[GIVEN TASK]:
Which lines in the records below contain the string "运杂装卸费"? Pull out every one of them, treating uppercase and lowercase as different.

[DATA RECORDS]:
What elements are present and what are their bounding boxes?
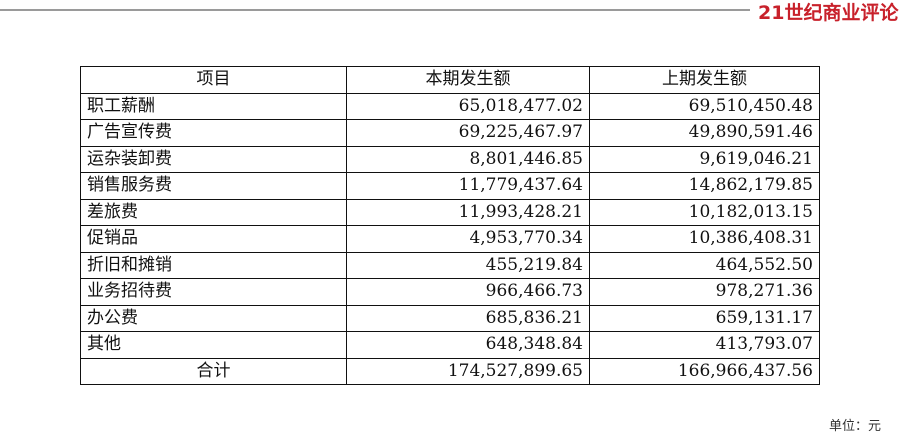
table-row: 其他 648,348.84 413,793.07: [80, 331, 820, 359]
header-previous-period: 上期发生额: [589, 66, 820, 94]
cell-previous: 14,862,179.85: [589, 172, 820, 200]
cell-previous: 49,890,591.46: [589, 119, 820, 147]
total-row: 合计 174,527,899.65 166,966,437.56: [80, 357, 820, 385]
table-row: 促销品 4,953,770.34 10,386,408.31: [80, 225, 820, 253]
cell-item: 差旅费: [80, 198, 347, 226]
header-item: 项目: [80, 66, 347, 94]
cell-item: 运杂装卸费: [80, 145, 347, 173]
table-header-row: 项目 本期发生额 上期发生额: [80, 66, 820, 94]
publication-logo: 21世纪商业评论: [758, 2, 899, 24]
cell-item: 其他: [80, 331, 347, 359]
cell-current: 4,953,770.34: [346, 225, 590, 253]
cell-previous: 464,552.50: [589, 251, 820, 279]
table-row: 差旅费 11,993,428.21 10,182,013.15: [80, 198, 820, 226]
cell-current: 11,779,437.64: [346, 172, 590, 200]
header-divider: [0, 9, 750, 11]
unit-note: 单位：元: [828, 419, 881, 434]
table-row: 销售服务费 11,779,437.64 14,862,179.85: [80, 172, 820, 200]
cell-item: 折旧和摊销: [80, 251, 347, 279]
cell-previous: 10,182,013.15: [589, 198, 820, 226]
table-row: 折旧和摊销 455,219.84 464,552.50: [80, 251, 820, 279]
cell-current: 65,018,477.02: [346, 92, 590, 120]
cell-previous: 69,510,450.48: [589, 92, 820, 120]
expense-table: 项目 本期发生额 上期发生额 职工薪酬 65,018,477.02 69,510,4…: [80, 66, 820, 385]
total-previous: 166,966,437.56: [589, 357, 820, 385]
table-row: 广告宣传费 69,225,467.97 49,890,591.46: [80, 119, 820, 147]
cell-previous: 413,793.07: [589, 331, 820, 359]
cell-current: 11,993,428.21: [346, 198, 590, 226]
table-row: 业务招待费 966,466.73 978,271.36: [80, 278, 820, 306]
cell-current: 648,348.84: [346, 331, 590, 359]
cell-previous: 9,619,046.21: [589, 145, 820, 173]
cell-item: 业务招待费: [80, 278, 347, 306]
total-item: 合计: [80, 357, 347, 385]
total-current: 174,527,899.65: [346, 357, 590, 385]
cell-current: 69,225,467.97: [346, 119, 590, 147]
cell-current: 8,801,446.85: [346, 145, 590, 173]
cell-previous: 659,131.17: [589, 304, 820, 332]
cell-previous: 978,271.36: [589, 278, 820, 306]
table-row: 运杂装卸费 8,801,446.85 9,619,046.21: [80, 145, 820, 173]
cell-current: 685,836.21: [346, 304, 590, 332]
table-row: 职工薪酬 65,018,477.02 69,510,450.48: [80, 92, 820, 120]
cell-item: 职工薪酬: [80, 92, 347, 120]
cell-item: 广告宣传费: [80, 119, 347, 147]
cell-item: 办公费: [80, 304, 347, 332]
cell-current: 966,466.73: [346, 278, 590, 306]
cell-item: 促销品: [80, 225, 347, 253]
table-row: 办公费 685,836.21 659,131.17: [80, 304, 820, 332]
header-current-period: 本期发生额: [346, 66, 590, 94]
cell-item: 销售服务费: [80, 172, 347, 200]
cell-current: 455,219.84: [346, 251, 590, 279]
cell-previous: 10,386,408.31: [589, 225, 820, 253]
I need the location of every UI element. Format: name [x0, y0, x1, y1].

[RESPONSE FOR THIS EXERCISE]:
cell-item: 运杂装卸费: [80, 145, 347, 173]
table-row: 运杂装卸费 8,801,446.85 9,619,046.21: [80, 145, 820, 173]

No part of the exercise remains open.